# [What is being asked]
Word for word, set down the records and skip each picture.

╭─ Supplied entries

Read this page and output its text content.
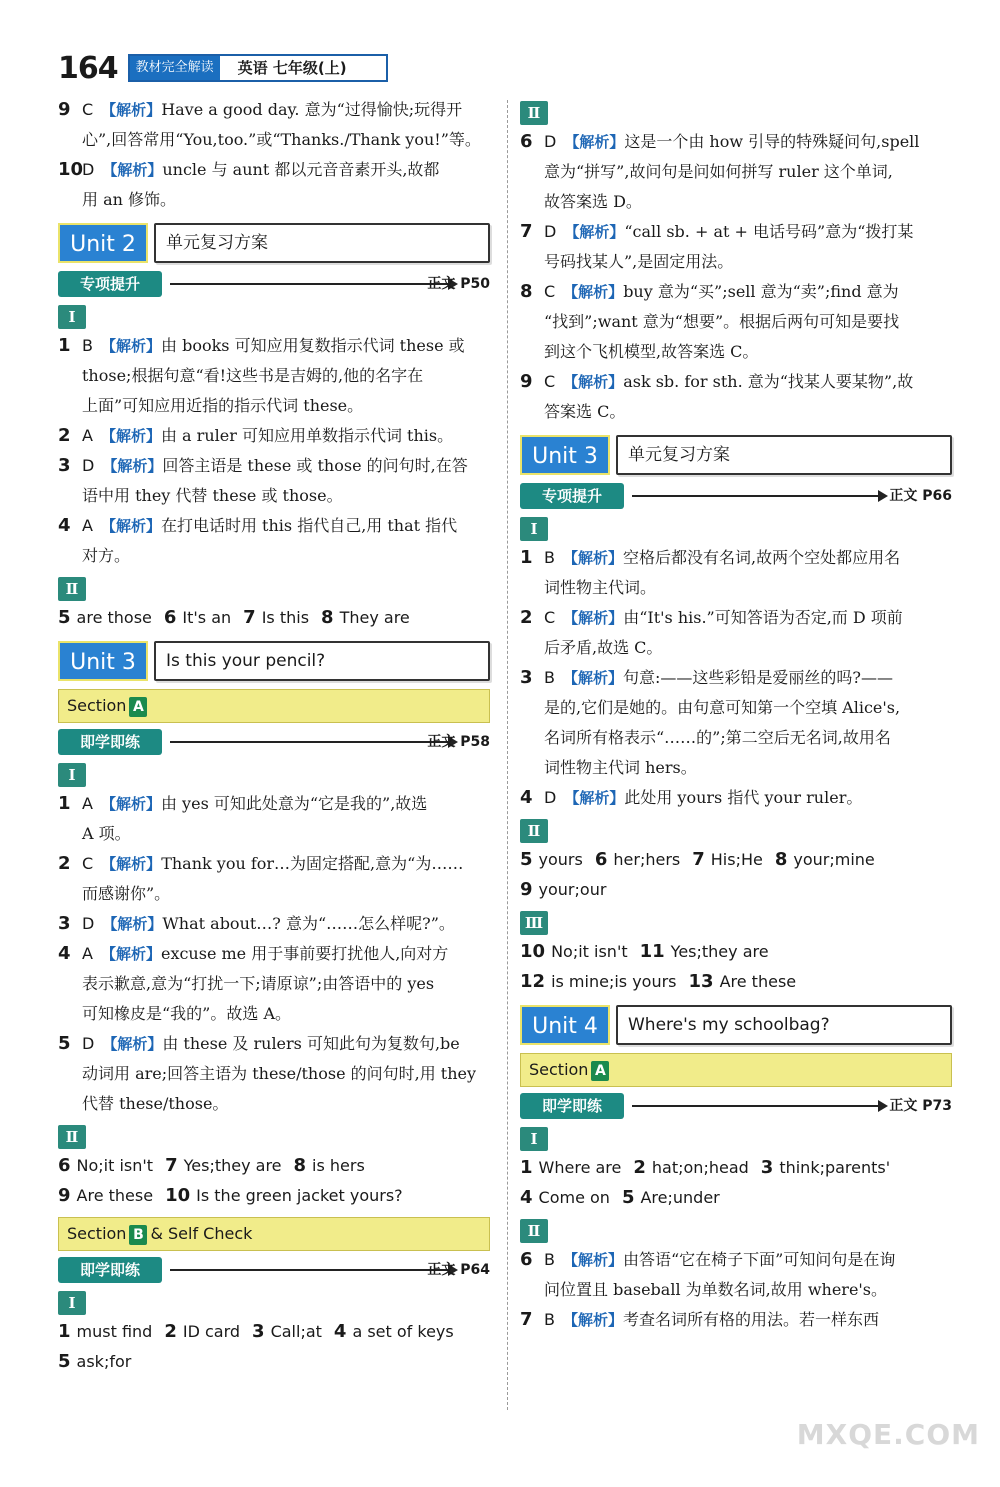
164	教材完全解读	英语 七年级(上)
9 C 【解析】Have a good day. 意为“过得愉快;玩得开
心”,回答常用“You,too.”或“Thanks./Thank you!”等。
10
D 【解析】uncle 与 aunt 都以元音音素开头,故都
用 an 修饰。
Unit 2	单元复习方案
专项提升	正文 P50
Ⅰ
1 B 【解析】由 books 可知应用复数指示代词 these 或
those;根据句意“看!这些书是吉姆的,他的名字在
上面”可知应用近指的指示代词 these。
2 A 【解析】由 a ruler 可知应用单数指示代词 this。
3 D 【解析】回答主语是 these 或 those 的问句时,在答
语中用 they 代替 these 或 those。
4 A 【解析】在打电话时用 this 指代自己,用 that 指代
对方。
Ⅱ
5 are those 6 It's an 7 Is this 8 They are
Unit 3	Is this your pencil?
Section A
即学即练	正文 P58
Ⅰ
1 A 【解析】由 yes 可知此处意为“它是我的”,故选
A 项。
2 C 【解析】Thank you for…为固定搭配,意为“为……
而感谢你”。
3 D 【解析】What about…? 意为“……怎么样呢?”。
4 A 【解析】excuse me 用于事前要打扰他人,向对方
表示歉意,意为“打扰一下;请原谅”;由答语中的 yes
可知橡皮是“我的”。故选 A。
5 D 【解析】由 these 及 rulers 可知此句为复数句,be
动词用 are;回答主语为 these/those 的问句时,用 they
代替 these/those。
Ⅱ
6 No;it isn't 7 Yes;they are 8 is hers
9 Are these 10 Is the green jacket yours?
Section B & Self Check
即学即练	正文 P64
Ⅰ
1 must find 2 ID card 3 Call;at 4 a set of keys
5 ask;for
Ⅱ
6 D 【解析】这是一个由 how 引导的特殊疑问句,spell
意为“拼写”,故问句是问如何拼写 ruler 这个单词,
故答案选 D。
7 D 【解析】“call sb. + at + 电话号码”意为“拨打某
号码找某人”,是固定用法。
8 C 【解析】buy 意为“买”;sell 意为“卖”;find 意为
“找到”;want 意为“想要”。根据后两句可知是要找
到这个飞机模型,故答案选 C。
9 C 【解析】ask sb. for sth. 意为“找某人要某物”,故
答案选 C。
Unit 3	单元复习方案
专项提升	正文 P66
Ⅰ
1 B 【解析】空格后都没有名词,故两个空处都应用名
词性物主代词。
2 C 【解析】由“It's his.”可知答语为否定,而 D 项前
后矛盾,故选 C。
3 B 【解析】句意:——这些彩铅是爱丽丝的吗?——
是的,它们是她的。由句意可知第一个空填 Alice's,
名词所有格表示“……的”;第二空后无名词,故用名
词性物主代词 hers。
4 D 【解析】此处用 yours 指代 your ruler。
Ⅱ
5 yours 6 her;hers 7 His;He 8 your;mine
9 your;our
Ⅲ
10 No;it isn't 11 Yes;they are
12 is mine;is yours 13 Are these
Unit 4	Where's my schoolbag?
Section A
即学即练	正文 P73
Ⅰ
1 Where are 2 hat;on;head 3 think;parents'
4 Come on 5 Are;under
Ⅱ
6 B 【解析】由答语“它在椅子下面”可知问句是在询
问位置且 baseball 为单数名词,故用 where's。
7 B 【解析】考查名词所有格的用法。若一样东西
MXQE.COM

╰─

# [Task response]
Read this page and output its text content.
164	教材完全解读	英语 七年级(上)
9 C 【解析】Have a good day. 意为“过得愉快;玩得开
心”,回答常用“You,too.”或“Thanks./Thank you!”等。
10
D 【解析】uncle 与 aunt 都以元音音素开头,故都
用 an 修饰。
Unit 2	单元复习方案
专项提升	正文 P50
Ⅰ
1 B 【解析】由 books 可知应用复数指示代词 these 或
those;根据句意“看!这些书是吉姆的,他的名字在
上面”可知应用近指的指示代词 these。
2 A 【解析】由 a ruler 可知应用单数指示代词 this。
3 D 【解析】回答主语是 these 或 those 的问句时,在答
语中用 they 代替 these 或 those。
4 A 【解析】在打电话时用 this 指代自己,用 that 指代
对方。
Ⅱ
5 are those 6 It's an 7 Is this 8 They are
Unit 3	Is this your pencil?
Section A
即学即练	正文 P58
Ⅰ
1 A 【解析】由 yes 可知此处意为“它是我的”,故选
A 项。
2 C 【解析】Thank you for…为固定搭配,意为“为……
而感谢你”。
3 D 【解析】What about…? 意为“……怎么样呢?”。
4 A 【解析】excuse me 用于事前要打扰他人,向对方
表示歉意,意为“打扰一下;请原谅”;由答语中的 yes
可知橡皮是“我的”。故选 A。
5 D 【解析】由 these 及 rulers 可知此句为复数句,be
动词用 are;回答主语为 these/those 的问句时,用 they
代替 these/those。
Ⅱ
6 No;it isn't 7 Yes;they are 8 is hers
9 Are these 10 Is the green jacket yours?
Section B & Self Check
即学即练	正文 P64
Ⅰ
1 must find 2 ID card 3 Call;at 4 a set of keys
5 ask;for
Ⅱ
6 D 【解析】这是一个由 how 引导的特殊疑问句,spell
意为“拼写”,故问句是问如何拼写 ruler 这个单词,
故答案选 D。
7 D 【解析】“call sb. + at + 电话号码”意为“拨打某
号码找某人”,是固定用法。
8 C 【解析】buy 意为“买”;sell 意为“卖”;find 意为
“找到”;want 意为“想要”。根据后两句可知是要找
到这个飞机模型,故答案选 C。
9 C 【解析】ask sb. for sth. 意为“找某人要某物”,故
答案选 C。
Unit 3	单元复习方案
专项提升	正文 P66
Ⅰ
1 B 【解析】空格后都没有名词,故两个空处都应用名
词性物主代词。
2 C 【解析】由“It's his.”可知答语为否定,而 D 项前
后矛盾,故选 C。
3 B 【解析】句意:——这些彩铅是爱丽丝的吗?——
是的,它们是她的。由句意可知第一个空填 Alice's,
名词所有格表示“……的”;第二空后无名词,故用名
词性物主代词 hers。
4 D 【解析】此处用 yours 指代 your ruler。
Ⅱ
5 yours 6 her;hers 7 His;He 8 your;mine
9 your;our
Ⅲ
10 No;it isn't 11 Yes;they are
12 is mine;is yours 13 Are these
Unit 4	Where's my schoolbag?
Section A
即学即练	正文 P73
Ⅰ
1 Where are 2 hat;on;head 3 think;parents'
4 Come on 5 Are;under
Ⅱ
6 B 【解析】由答语“它在椅子下面”可知问句是在询
问位置且 baseball 为单数名词,故用 where's。
7 B 【解析】考查名词所有格的用法。若一样东西
MXQE.COM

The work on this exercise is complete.